§ WHAT IS NEEDED
Copy each of the following lines exactly, keeping every character unchanged.

## Start

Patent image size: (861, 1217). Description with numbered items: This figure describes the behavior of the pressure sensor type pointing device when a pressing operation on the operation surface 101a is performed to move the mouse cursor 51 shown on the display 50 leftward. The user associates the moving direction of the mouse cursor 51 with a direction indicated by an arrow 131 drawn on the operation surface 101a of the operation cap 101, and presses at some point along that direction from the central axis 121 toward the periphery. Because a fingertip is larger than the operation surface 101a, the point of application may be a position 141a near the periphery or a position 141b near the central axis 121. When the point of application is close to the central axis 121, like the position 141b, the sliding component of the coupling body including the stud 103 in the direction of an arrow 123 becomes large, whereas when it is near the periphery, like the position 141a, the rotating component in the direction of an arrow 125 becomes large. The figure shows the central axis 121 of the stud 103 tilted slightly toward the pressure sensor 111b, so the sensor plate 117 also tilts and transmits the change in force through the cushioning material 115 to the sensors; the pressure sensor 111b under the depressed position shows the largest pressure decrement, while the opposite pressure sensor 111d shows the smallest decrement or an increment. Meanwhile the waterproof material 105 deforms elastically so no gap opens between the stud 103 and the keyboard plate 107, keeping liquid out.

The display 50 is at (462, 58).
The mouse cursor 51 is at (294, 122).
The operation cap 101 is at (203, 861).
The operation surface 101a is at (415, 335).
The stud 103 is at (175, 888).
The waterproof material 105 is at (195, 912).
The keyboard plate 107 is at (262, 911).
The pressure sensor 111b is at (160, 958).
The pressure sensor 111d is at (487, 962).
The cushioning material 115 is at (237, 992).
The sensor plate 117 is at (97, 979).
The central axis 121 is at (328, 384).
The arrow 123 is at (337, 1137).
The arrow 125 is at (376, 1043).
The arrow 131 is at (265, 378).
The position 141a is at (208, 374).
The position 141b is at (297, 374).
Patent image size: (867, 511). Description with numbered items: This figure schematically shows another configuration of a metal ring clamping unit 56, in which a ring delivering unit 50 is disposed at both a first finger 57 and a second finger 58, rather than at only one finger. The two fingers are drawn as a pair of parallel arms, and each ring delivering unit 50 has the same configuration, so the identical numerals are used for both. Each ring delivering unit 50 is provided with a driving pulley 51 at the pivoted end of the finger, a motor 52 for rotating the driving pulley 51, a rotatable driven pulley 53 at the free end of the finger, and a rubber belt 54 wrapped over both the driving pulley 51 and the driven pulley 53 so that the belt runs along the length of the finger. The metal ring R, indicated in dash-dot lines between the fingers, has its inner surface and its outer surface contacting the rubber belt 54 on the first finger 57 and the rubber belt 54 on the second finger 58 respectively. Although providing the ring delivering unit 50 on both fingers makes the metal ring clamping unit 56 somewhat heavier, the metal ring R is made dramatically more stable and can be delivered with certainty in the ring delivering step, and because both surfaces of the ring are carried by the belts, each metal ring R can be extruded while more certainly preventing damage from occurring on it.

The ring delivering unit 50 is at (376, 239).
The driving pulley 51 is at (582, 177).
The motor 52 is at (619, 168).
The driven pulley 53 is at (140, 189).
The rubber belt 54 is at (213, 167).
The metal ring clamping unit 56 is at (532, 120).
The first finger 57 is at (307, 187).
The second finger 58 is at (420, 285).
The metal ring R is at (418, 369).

## End

§ FINAL ANSWER
Patent image size: (861, 1217). Description with numbered items: This figure describes the behavior of the pressure sensor type pointing device when a pressing operation on the operation surface 101a is performed to move the mouse cursor 51 shown on the display 50 leftward. The user associates the moving direction of the mouse cursor 51 with a direction indicated by an arrow 131 drawn on the operation surface 101a of the operation cap 101, and presses at some point along that direction from the central axis 121 toward the periphery. Because a fingertip is larger than the operation surface 101a, the point of application may be a position 141a near the periphery or a position 141b near the central axis 121. When the point of application is close to the central axis 121, like the position 141b, the sliding component of the coupling body including the stud 103 in the direction of an arrow 123 becomes large, whereas when it is near the periphery, like the position 141a, the rotating component in the direction of an arrow 125 becomes large. The figure shows the central axis 121 of the stud 103 tilted slightly toward the pressure sensor 111b, so the sensor plate 117 also tilts and transmits the change in force through the cushioning material 115 to the sensors; the pressure sensor 111b under the depressed position shows the largest pressure decrement, while the opposite pressure sensor 111d shows the smallest decrement or an increment. Meanwhile the waterproof material 105 deforms elastically so no gap opens between the stud 103 and the keyboard plate 107, keeping liquid out.

The display 50 is at (462, 58).
The mouse cursor 51 is at (294, 122).
The operation cap 101 is at (203, 861).
The operation surface 101a is at (415, 335).
The stud 103 is at (175, 888).
The waterproof material 105 is at (195, 912).
The keyboard plate 107 is at (262, 911).
The pressure sensor 111b is at (160, 958).
The pressure sensor 111d is at (487, 962).
The cushioning material 115 is at (237, 992).
The sensor plate 117 is at (97, 979).
The central axis 121 is at (328, 384).
The arrow 123 is at (337, 1137).
The arrow 125 is at (376, 1043).
The arrow 131 is at (265, 378).
The position 141a is at (208, 374).
The position 141b is at (297, 374).
Patent image size: (867, 511). Description with numbered items: This figure schematically shows another configuration of a metal ring clamping unit 56, in which a ring delivering unit 50 is disposed at both a first finger 57 and a second finger 58, rather than at only one finger. The two fingers are drawn as a pair of parallel arms, and each ring delivering unit 50 has the same configuration, so the identical numerals are used for both. Each ring delivering unit 50 is provided with a driving pulley 51 at the pivoted end of the finger, a motor 52 for rotating the driving pulley 51, a rotatable driven pulley 53 at the free end of the finger, and a rubber belt 54 wrapped over both the driving pulley 51 and the driven pulley 53 so that the belt runs along the length of the finger. The metal ring R, indicated in dash-dot lines between the fingers, has its inner surface and its outer surface contacting the rubber belt 54 on the first finger 57 and the rubber belt 54 on the second finger 58 respectively. Although providing the ring delivering unit 50 on both fingers makes the metal ring clamping unit 56 somewhat heavier, the metal ring R is made dramatically more stable and can be delivered with certainty in the ring delivering step, and because both surfaces of the ring are carried by the belts, each metal ring R can be extruded while more certainly preventing damage from occurring on it.

The ring delivering unit 50 is at (376, 239).
The driving pulley 51 is at (582, 177).
The motor 52 is at (619, 168).
The driven pulley 53 is at (140, 189).
The rubber belt 54 is at (213, 167).
The metal ring clamping unit 56 is at (532, 120).
The first finger 57 is at (307, 187).
The second finger 58 is at (420, 285).
The metal ring R is at (418, 369).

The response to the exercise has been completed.